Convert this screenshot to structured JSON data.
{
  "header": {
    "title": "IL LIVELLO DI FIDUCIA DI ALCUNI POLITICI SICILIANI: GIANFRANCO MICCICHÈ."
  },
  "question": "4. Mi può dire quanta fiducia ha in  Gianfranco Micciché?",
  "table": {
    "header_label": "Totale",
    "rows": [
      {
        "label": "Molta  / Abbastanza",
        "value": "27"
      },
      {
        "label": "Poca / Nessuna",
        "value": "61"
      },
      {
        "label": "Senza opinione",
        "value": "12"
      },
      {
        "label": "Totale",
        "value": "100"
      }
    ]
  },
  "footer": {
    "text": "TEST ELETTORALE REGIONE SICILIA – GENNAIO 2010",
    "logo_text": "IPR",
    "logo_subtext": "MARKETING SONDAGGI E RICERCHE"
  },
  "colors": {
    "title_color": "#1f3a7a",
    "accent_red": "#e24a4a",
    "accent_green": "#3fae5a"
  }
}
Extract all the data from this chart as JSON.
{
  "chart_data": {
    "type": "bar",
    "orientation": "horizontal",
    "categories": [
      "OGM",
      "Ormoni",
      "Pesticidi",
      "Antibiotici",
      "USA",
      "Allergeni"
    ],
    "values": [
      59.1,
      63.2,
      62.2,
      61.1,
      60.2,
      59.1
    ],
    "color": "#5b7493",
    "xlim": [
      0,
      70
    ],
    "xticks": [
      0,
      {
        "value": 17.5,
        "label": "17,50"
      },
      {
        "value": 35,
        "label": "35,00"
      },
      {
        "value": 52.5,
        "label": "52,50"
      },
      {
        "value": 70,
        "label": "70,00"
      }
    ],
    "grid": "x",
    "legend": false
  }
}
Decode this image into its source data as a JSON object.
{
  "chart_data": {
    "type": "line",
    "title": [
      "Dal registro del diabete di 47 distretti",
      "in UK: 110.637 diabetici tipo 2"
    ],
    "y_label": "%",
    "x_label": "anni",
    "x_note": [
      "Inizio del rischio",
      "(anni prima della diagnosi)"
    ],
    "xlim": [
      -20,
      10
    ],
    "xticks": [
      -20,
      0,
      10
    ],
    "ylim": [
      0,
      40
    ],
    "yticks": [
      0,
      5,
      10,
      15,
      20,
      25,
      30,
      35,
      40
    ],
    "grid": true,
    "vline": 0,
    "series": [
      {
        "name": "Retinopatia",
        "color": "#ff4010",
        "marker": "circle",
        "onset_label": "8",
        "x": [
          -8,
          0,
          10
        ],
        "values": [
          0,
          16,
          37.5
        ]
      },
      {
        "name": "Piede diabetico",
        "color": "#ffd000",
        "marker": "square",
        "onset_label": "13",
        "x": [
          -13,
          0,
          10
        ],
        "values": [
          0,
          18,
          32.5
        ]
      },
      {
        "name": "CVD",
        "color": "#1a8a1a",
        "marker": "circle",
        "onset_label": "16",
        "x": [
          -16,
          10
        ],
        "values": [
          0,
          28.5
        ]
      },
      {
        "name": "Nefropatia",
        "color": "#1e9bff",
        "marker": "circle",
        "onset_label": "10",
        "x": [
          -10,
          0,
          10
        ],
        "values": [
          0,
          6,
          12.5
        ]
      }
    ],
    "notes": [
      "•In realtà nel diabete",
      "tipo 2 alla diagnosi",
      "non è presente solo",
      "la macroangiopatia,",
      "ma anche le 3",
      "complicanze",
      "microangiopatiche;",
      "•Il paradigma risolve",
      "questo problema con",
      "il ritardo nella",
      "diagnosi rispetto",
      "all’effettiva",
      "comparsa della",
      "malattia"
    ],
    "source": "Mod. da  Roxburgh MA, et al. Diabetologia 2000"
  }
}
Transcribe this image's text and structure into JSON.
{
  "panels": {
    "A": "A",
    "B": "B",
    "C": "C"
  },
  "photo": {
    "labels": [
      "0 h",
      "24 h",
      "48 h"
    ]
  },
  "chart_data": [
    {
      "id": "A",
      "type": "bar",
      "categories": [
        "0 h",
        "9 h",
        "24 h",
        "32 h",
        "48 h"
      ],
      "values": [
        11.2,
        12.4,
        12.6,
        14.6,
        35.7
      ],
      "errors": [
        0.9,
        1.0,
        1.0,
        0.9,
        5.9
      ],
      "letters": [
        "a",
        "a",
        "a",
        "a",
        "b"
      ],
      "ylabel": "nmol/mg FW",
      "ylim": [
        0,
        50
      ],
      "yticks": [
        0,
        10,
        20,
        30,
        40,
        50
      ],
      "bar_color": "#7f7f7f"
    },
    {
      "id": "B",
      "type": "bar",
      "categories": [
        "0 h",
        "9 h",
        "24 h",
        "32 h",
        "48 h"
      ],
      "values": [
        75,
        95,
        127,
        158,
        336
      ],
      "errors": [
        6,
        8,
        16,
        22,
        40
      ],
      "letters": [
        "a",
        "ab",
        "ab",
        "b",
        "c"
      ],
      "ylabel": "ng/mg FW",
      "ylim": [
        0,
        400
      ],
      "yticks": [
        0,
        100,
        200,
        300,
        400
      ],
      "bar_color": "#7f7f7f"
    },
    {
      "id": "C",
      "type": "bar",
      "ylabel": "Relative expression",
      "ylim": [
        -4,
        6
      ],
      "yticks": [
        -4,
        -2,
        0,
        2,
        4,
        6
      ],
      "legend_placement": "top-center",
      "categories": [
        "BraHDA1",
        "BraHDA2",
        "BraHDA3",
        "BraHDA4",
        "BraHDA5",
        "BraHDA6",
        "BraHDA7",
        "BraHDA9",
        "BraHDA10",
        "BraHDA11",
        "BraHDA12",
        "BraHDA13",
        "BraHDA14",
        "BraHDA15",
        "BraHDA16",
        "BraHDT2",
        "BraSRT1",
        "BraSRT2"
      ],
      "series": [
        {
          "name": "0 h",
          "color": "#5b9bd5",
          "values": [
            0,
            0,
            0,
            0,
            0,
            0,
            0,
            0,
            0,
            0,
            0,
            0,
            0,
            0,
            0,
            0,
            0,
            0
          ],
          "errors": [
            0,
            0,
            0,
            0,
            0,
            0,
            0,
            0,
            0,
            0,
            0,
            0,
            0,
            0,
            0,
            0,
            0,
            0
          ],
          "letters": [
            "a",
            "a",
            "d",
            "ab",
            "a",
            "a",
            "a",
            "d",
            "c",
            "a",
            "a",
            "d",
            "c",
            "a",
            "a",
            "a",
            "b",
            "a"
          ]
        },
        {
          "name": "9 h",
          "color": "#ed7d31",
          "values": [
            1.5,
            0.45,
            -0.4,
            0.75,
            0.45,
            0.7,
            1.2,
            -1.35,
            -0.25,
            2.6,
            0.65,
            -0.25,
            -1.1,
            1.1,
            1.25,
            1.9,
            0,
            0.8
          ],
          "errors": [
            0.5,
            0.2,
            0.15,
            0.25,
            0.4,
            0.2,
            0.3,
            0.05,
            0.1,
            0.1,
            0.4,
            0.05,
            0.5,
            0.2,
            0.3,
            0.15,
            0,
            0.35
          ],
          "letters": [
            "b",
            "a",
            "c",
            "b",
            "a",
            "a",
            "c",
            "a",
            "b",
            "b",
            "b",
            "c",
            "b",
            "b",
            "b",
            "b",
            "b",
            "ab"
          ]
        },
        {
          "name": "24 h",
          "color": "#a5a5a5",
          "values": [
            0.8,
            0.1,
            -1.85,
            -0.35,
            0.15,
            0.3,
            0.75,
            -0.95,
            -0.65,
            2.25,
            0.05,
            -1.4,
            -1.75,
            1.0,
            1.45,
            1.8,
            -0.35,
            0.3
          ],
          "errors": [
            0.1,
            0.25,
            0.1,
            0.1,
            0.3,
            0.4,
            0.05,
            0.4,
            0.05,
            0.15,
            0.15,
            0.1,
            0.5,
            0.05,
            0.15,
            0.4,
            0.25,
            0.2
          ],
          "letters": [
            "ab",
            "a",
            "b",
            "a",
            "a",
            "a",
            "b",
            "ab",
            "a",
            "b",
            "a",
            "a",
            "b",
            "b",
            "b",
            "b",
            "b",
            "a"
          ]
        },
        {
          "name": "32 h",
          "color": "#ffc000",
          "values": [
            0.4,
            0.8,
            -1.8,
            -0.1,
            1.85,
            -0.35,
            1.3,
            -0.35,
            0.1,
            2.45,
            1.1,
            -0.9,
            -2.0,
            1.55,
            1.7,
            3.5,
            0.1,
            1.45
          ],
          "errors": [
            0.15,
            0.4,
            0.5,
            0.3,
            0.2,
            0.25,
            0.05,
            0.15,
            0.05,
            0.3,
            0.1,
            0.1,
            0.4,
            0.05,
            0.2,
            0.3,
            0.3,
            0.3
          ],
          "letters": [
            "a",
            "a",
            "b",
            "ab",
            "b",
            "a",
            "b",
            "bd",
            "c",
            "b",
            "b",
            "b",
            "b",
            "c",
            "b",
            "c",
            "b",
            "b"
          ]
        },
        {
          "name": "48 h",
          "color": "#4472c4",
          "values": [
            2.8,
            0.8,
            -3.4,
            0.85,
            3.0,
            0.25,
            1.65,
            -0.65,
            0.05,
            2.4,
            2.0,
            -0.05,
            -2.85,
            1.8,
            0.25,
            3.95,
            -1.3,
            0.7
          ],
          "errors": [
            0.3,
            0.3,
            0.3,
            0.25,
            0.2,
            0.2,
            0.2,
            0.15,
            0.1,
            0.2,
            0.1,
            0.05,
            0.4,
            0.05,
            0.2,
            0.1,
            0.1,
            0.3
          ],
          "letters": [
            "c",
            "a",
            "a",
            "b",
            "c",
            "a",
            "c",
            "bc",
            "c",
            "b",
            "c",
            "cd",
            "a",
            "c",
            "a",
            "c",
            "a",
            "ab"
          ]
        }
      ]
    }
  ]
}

### AIM OF THE TASK
Find every line that holds "diagnosi" and copy it.

### SOLVED PROBLEM
      "(anni prima della diagnosi)"
      "tipo 2 alla diagnosi",
      "diagnosi rispetto",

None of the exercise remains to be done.